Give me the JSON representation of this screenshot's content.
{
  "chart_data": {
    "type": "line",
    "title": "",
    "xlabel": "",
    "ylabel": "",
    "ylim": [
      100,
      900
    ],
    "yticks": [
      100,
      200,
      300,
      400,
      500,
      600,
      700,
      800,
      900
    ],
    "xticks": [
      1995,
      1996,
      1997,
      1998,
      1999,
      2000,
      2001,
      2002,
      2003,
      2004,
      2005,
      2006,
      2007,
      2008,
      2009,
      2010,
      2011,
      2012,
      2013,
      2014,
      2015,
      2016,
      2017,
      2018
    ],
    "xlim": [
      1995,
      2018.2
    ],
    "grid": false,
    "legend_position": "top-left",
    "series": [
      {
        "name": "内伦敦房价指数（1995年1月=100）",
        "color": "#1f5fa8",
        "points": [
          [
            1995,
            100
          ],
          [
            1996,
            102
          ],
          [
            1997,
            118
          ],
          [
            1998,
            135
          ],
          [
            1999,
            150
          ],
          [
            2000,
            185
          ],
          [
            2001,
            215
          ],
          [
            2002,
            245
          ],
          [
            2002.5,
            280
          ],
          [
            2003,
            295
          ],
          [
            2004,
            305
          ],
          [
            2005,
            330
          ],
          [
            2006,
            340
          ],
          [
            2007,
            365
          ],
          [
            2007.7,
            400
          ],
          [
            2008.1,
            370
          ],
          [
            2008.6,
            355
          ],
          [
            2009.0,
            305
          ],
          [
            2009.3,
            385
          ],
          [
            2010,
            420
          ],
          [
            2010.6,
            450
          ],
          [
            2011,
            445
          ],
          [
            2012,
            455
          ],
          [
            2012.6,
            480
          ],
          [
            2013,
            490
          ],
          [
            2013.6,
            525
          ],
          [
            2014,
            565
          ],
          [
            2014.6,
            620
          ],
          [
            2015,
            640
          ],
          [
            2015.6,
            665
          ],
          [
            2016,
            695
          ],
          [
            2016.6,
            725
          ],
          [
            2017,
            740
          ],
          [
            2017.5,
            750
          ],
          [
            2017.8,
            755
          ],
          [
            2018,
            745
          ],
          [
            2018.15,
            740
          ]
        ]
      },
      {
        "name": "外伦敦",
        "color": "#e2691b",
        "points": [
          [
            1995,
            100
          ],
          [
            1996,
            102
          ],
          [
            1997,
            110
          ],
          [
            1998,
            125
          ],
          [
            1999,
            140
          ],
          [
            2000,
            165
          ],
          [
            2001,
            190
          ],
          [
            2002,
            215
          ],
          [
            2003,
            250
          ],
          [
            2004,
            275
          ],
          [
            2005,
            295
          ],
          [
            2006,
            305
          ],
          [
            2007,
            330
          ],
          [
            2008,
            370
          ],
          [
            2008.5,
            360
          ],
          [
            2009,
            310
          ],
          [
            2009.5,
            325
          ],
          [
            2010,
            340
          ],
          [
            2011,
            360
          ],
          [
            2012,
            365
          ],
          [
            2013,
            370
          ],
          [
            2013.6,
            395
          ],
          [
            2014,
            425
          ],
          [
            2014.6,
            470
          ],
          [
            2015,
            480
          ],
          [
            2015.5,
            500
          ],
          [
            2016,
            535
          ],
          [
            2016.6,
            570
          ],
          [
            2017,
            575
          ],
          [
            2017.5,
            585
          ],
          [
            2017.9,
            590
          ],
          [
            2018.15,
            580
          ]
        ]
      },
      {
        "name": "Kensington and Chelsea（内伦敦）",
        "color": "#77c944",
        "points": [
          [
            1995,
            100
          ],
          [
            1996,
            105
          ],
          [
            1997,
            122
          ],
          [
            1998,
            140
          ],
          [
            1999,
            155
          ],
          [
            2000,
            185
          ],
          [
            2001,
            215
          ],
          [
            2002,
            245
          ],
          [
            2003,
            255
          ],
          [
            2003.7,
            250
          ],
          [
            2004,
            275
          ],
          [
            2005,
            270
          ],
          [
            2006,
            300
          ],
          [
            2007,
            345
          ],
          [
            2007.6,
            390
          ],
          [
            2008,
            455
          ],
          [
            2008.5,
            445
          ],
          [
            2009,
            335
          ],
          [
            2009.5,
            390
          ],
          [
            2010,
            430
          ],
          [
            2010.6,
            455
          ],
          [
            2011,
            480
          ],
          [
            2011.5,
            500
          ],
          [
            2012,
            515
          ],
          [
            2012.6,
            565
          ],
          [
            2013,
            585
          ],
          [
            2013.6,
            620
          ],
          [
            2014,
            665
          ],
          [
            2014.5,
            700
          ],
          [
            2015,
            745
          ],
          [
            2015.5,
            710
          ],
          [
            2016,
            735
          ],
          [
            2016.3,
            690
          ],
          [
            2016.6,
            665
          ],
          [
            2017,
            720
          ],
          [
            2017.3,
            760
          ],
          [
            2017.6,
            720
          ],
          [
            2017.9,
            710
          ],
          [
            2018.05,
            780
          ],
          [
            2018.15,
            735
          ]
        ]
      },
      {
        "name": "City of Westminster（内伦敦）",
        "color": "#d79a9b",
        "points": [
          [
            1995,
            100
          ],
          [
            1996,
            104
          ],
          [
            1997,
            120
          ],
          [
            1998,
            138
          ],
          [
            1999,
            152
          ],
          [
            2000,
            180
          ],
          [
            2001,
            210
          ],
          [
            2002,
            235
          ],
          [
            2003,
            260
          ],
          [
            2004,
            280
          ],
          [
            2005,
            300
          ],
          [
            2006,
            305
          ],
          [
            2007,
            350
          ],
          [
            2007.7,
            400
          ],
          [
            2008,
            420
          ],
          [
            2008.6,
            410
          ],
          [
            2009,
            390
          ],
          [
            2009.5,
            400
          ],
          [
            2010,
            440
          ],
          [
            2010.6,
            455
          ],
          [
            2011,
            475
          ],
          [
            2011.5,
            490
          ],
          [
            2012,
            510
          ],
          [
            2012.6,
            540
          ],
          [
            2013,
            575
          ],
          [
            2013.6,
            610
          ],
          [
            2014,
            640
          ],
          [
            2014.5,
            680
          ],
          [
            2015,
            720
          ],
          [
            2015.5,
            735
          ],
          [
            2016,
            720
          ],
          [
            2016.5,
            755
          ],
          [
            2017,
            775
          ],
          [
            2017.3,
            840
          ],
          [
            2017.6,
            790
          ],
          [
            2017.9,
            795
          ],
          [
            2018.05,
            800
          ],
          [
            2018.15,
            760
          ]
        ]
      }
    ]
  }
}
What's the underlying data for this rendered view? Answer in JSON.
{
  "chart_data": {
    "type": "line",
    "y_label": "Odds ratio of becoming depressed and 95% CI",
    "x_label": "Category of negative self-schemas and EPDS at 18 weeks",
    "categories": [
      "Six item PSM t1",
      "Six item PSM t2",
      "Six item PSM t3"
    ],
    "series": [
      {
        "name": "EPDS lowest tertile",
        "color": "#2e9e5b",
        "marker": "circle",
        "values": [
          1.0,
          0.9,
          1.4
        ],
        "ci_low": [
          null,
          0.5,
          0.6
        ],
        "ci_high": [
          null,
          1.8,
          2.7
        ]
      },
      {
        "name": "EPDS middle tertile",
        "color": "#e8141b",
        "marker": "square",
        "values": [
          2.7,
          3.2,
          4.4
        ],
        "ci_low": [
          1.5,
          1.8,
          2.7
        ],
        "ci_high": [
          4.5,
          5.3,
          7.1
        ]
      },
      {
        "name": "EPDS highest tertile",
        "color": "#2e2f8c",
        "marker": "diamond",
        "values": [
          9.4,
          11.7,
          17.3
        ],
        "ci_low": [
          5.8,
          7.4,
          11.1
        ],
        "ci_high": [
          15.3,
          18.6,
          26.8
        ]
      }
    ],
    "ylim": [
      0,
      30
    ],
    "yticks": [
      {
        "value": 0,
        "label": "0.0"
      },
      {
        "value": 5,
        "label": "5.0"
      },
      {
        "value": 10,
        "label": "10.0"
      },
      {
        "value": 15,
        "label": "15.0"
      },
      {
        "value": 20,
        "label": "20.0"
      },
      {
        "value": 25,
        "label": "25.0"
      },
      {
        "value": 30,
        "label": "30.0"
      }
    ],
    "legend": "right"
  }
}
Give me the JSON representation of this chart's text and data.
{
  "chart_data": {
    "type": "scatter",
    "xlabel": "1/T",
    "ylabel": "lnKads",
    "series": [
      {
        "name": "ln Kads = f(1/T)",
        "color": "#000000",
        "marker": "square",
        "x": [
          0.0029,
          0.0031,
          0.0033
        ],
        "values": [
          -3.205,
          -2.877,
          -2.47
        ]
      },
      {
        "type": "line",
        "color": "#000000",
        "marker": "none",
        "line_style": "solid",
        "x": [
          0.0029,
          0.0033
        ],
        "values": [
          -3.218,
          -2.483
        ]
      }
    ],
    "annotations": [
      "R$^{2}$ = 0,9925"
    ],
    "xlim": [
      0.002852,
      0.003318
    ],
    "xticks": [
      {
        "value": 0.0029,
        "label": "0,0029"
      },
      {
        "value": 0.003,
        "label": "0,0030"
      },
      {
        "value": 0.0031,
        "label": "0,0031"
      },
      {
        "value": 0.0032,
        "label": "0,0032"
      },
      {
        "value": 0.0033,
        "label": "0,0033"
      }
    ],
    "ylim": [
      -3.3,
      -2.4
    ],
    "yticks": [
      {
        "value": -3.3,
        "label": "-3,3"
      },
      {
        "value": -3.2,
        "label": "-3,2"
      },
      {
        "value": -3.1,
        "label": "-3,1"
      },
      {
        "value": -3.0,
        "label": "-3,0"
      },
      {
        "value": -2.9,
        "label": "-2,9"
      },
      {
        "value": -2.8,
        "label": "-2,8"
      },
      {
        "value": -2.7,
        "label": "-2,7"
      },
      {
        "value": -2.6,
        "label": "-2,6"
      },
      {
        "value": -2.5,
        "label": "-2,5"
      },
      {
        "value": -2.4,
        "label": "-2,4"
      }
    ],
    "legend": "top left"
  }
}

= = = = = = =

> **Requirement**: Where a line above contains the word "color", copy that line.

> **Result of this exercise**:
        "color": "#1f5fa8",
        "color": "#e2691b",
        "color": "#77c944",
        "color": "#d79a9b",
        "color": "#2e9e5b",
        "color": "#e8141b",
        "color": "#2e2f8c",
        "color": "#000000",
        "color": "#000000",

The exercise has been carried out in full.